» **Problem**:
In the entries below, find every line holding the string "Robina" and collect it.

» **Dataset excerpts**:
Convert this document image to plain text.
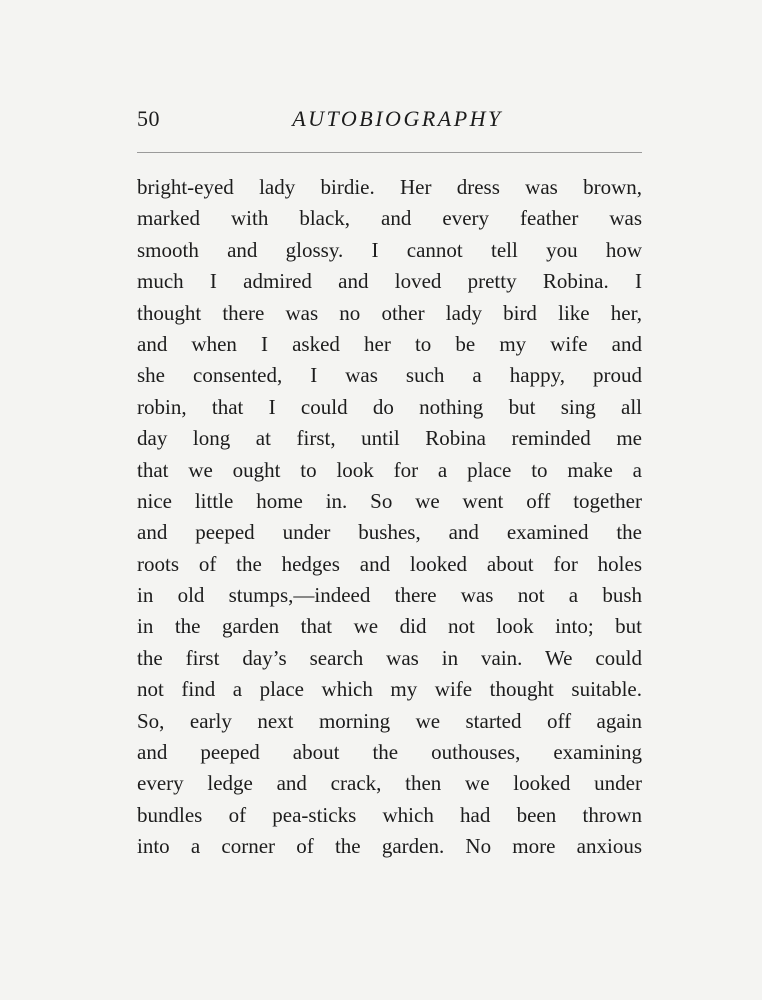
50	AUTOBIOGRAPHY
bright-eyed lady birdie. Her dress was brown,
marked with black, and every feather was
smooth and glossy. I cannot tell you how
much I admired and loved pretty Robina. I
thought there was no other lady bird like her,
and when I asked her to be my wife and
she consented, I was such a happy, proud
robin, that I could do nothing but sing all
day long at first, until Robina reminded me
that we ought to look for a place to make a
nice little home in. So we went off together
and peeped under bushes, and examined the
roots of the hedges and looked about for holes
in old stumps,—indeed there was not a bush
in the garden that we did not look into; but
the first day’s search was in vain. We could
not find a place which my wife thought suitable.
So, early next morning we started off again
and peeped about the outhouses, examining
every ledge and crack, then we looked under
bundles of pea-sticks which had been thrown
into a corner of the garden. No more anxious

» **Solution to this task**:
much I admired and loved pretty Robina. I
day long at first, until Robina reminded me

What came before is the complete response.